■ **Input data**:

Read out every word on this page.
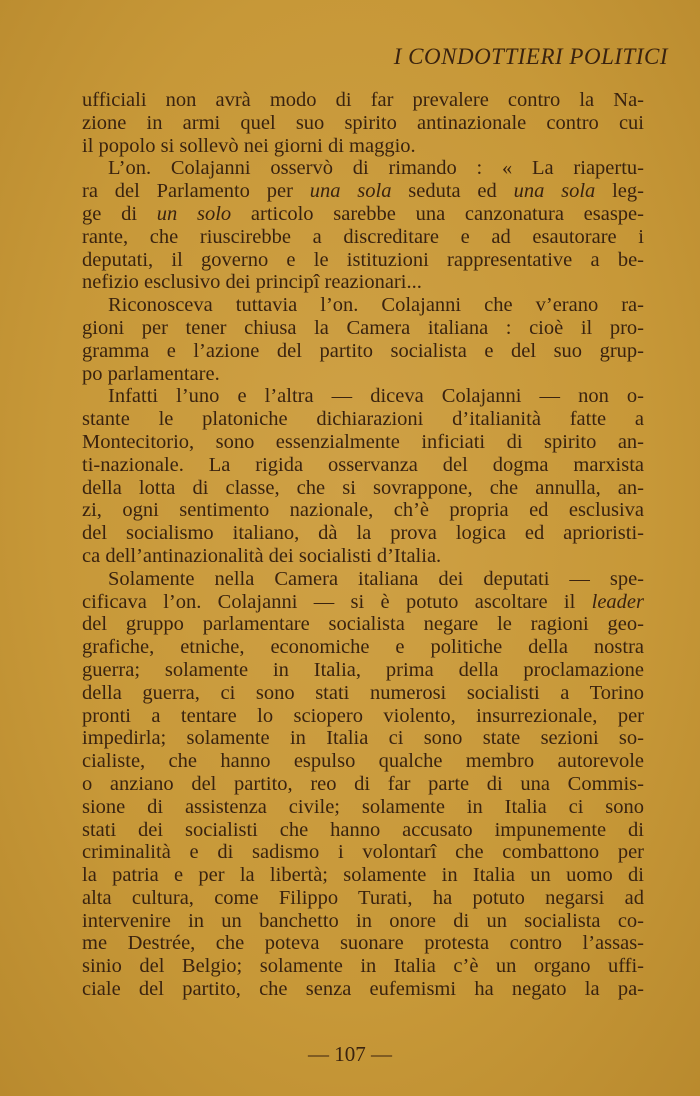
I CONDOTTIERI POLITICI
ufficiali non avrà modo di far prevalere contro la Na-
zione in armi quel suo spirito antinazionale contro cui
il popolo si sollevò nei giorni di maggio.
L’on. Colajanni osservò di rimando : « La riapertu-
ra del Parlamento per una sola seduta ed una sola leg-
ge di un solo articolo sarebbe una canzonatura esaspe-
rante, che riuscirebbe a discreditare e ad esautorare i
deputati, il governo e le istituzioni rappresentative a be-
nefizio esclusivo dei principî reazionari...
Riconosceva tuttavia l’on. Colajanni che v’erano ra-
gioni per tener chiusa la Camera italiana : cioè il pro-
gramma e l’azione del partito socialista e del suo grup-
po parlamentare.
Infatti l’uno e l’altra — diceva Colajanni — non o-
stante le platoniche dichiarazioni d’italianità fatte a
Montecitorio, sono essenzialmente inficiati di spirito an-
ti-nazionale. La rigida osservanza del dogma marxista
della lotta di classe, che si sovrappone, che annulla, an-
zi, ogni sentimento nazionale, ch’è propria ed esclusiva
del socialismo italiano, dà la prova logica ed aprioristi-
ca dell’antinazionalità dei socialisti d’Italia.
Solamente nella Camera italiana dei deputati — spe-
cificava l’on. Colajanni — si è potuto ascoltare il leader
del gruppo parlamentare socialista negare le ragioni geo-
grafiche, etniche, economiche e politiche della nostra
guerra; solamente in Italia, prima della proclamazione
della guerra, ci sono stati numerosi socialisti a Torino
pronti a tentare lo sciopero violento, insurrezionale, per
impedirla; solamente in Italia ci sono state sezioni so-
cialiste, che hanno espulso qualche membro autorevole
o anziano del partito, reo di far parte di una Commis-
sione di assistenza civile; solamente in Italia ci sono
stati dei socialisti che hanno accusato impunemente di
criminalità e di sadismo i volontarî che combattono per
la patria e per la libertà; solamente in Italia un uomo di
alta cultura, come Filippo Turati, ha potuto negarsi ad
intervenire in un banchetto in onore di un socialista co-
me Destrée, che poteva suonare protesta contro l’assas-
sinio del Belgio; solamente in Italia c’è un organo uffi-
ciale del partito, che senza eufemismi ha negato la pa-
— 107 —
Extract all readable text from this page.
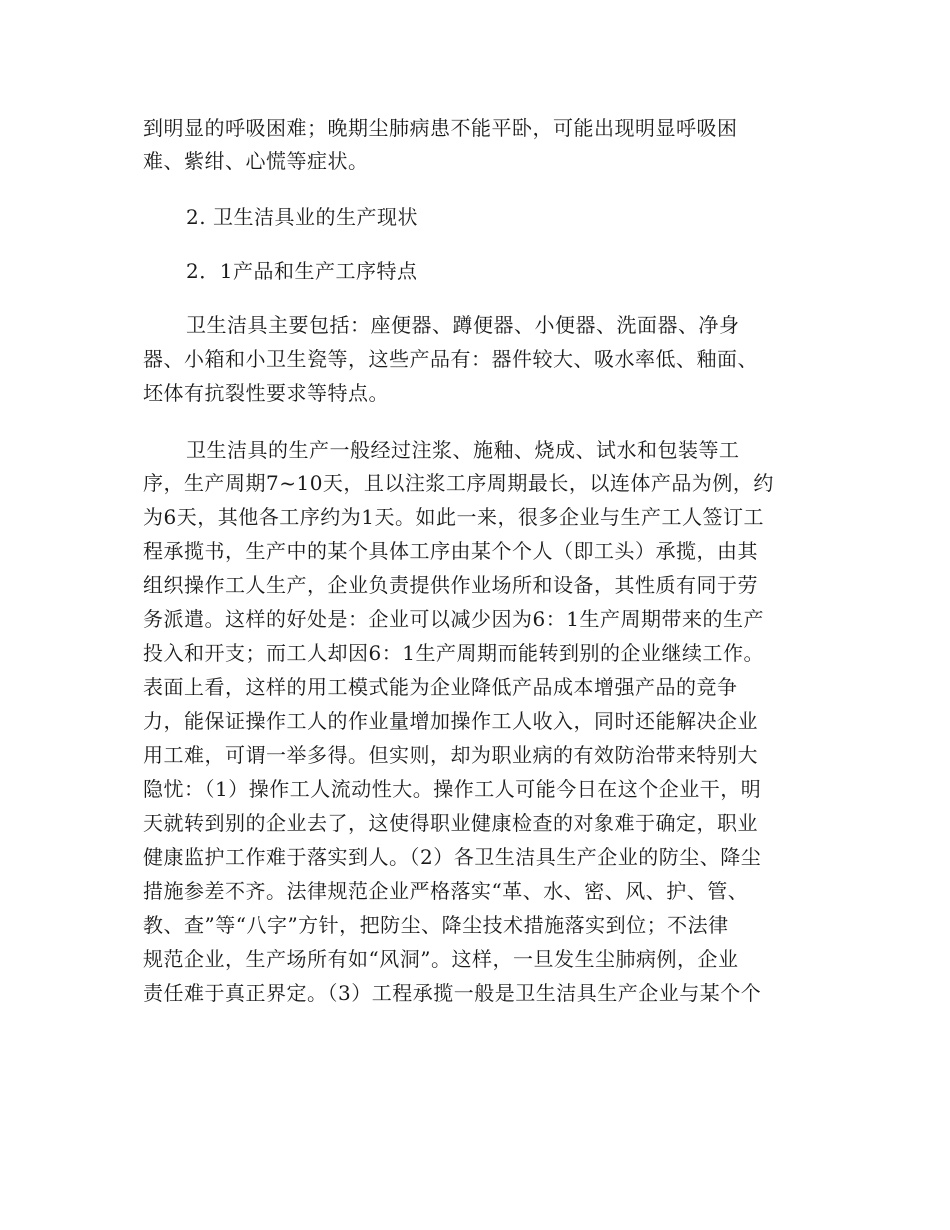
到明显的呼吸困难；晚期尘肺病患不能平卧，可能出现明显呼吸困
难、紫绀、心慌等症状。
2. 卫生洁具业的生产现状
2．1产品和生产工序特点
卫生洁具主要包括：座便器、蹲便器、小便器、洗面器、净身
器、小箱和小卫生瓷等，这些产品有：器件较大、吸水率低、釉面、
坯体有抗裂性要求等特点。
卫生洁具的生产一般经过注浆、施釉、烧成、试水和包装等工
序，生产周期7~10天，且以注浆工序周期最长，以连体产品为例，约
为6天，其他各工序约为1天。如此一来，很多企业与生产工人签订工
程承揽书，生产中的某个具体工序由某个个人（即工头）承揽，由其
组织操作工人生产，企业负责提供作业场所和设备，其性质有同于劳
务派遣。这样的好处是：企业可以减少因为6：1生产周期带来的生产
投入和开支；而工人却因6：1生产周期而能转到别的企业继续工作。
表面上看，这样的用工模式能为企业降低产品成本增强产品的竞争
力，能保证操作工人的作业量增加操作工人收入，同时还能解决企业
用工难，可谓一举多得。但实则，却为职业病的有效防治带来特别大
隐忧：（1）操作工人流动性大。操作工人可能今日在这个企业干，明
天就转到别的企业去了，这使得职业健康检查的对象难于确定，职业
健康监护工作难于落实到人。（2）各卫生洁具生产企业的防尘、降尘
措施参差不齐。法律规范企业严格落实“革、水、密、风、护、管、
教、查”等“八字”方针，把防尘、降尘技术措施落实到位；不法律
规范企业，生产场所有如“风洞”。这样，一旦发生尘肺病例，企业
责任难于真正界定。（3）工程承揽一般是卫生洁具生产企业与某个个
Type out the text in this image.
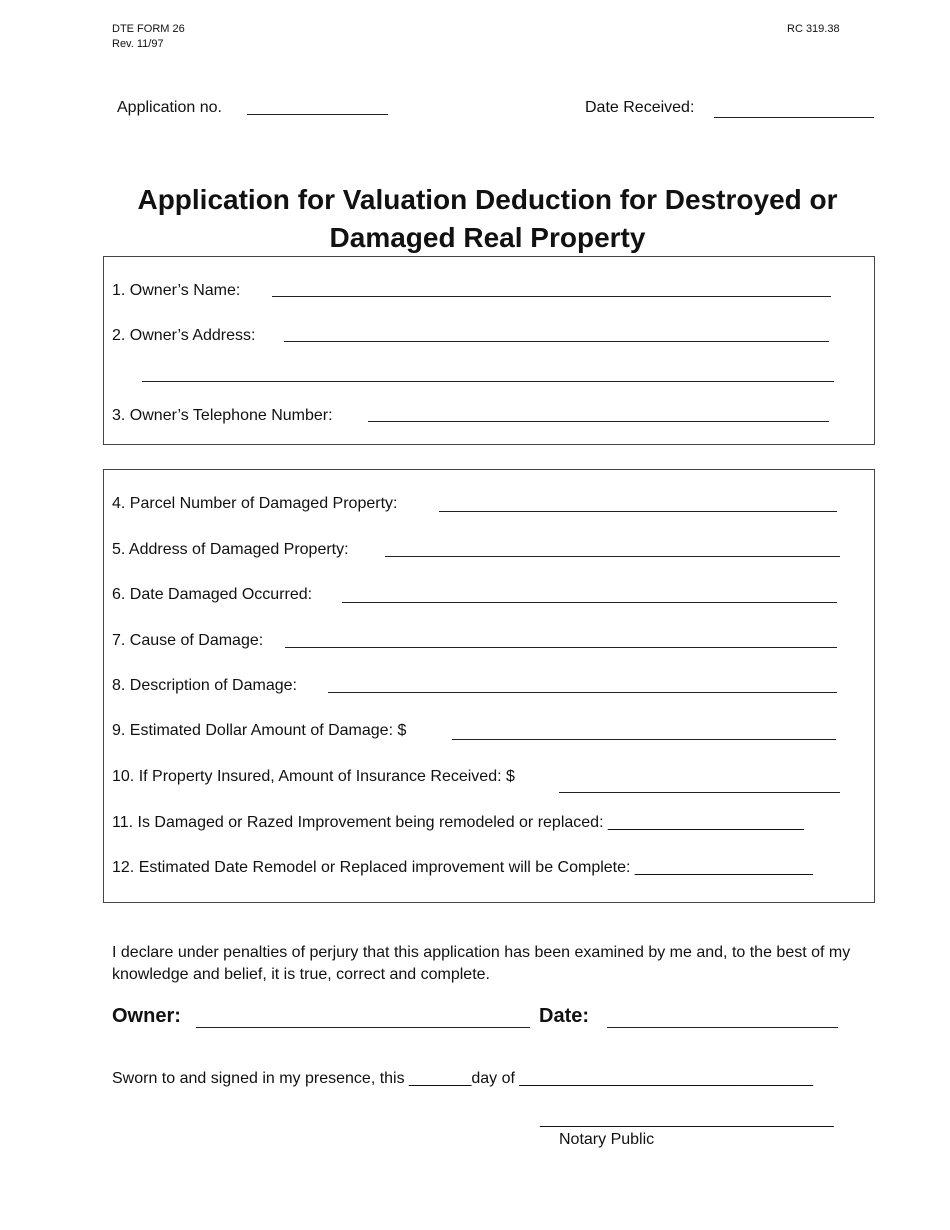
DTE FORM 26
Rev. 11/97
RC 319.38
Application no.	Date Received:
Application for Valuation Deduction for Destroyed or
Damaged Real Property
1. Owner’s Name:
2. Owner’s Address:
3. Owner’s Telephone Number:
4. Parcel Number of Damaged Property:
5. Address of Damaged Property:
6. Date Damaged Occurred:
7. Cause of Damage:
8. Description of Damage:
9. Estimated Dollar Amount of Damage: $
10. If Property Insured, Amount of Insurance Received: $
11. Is Damaged or Razed Improvement being remodeled or replaced: ______________________
12. Estimated Date Remodel or Replaced improvement will be Complete: ____________________
I declare under penalties of perjury that this application has been examined by me and, to the best of my knowledge and belief, it is true, correct and complete.
Owner:	Date:
Sworn to and signed in my presence, this _______day of _________________________________
_________________________________
Notary Public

■ **What you need to do**: Pull out every line containing "Colajanni".

■ **Exercise output**:
L’on. Colajanni osservò di rimando : « La riapertu-
Riconosceva tuttavia l’on. Colajanni che v’erano ra-
Infatti l’uno e l’altra — diceva Colajanni — non o-
cificava l’on. Colajanni — si è potuto ascoltare il leader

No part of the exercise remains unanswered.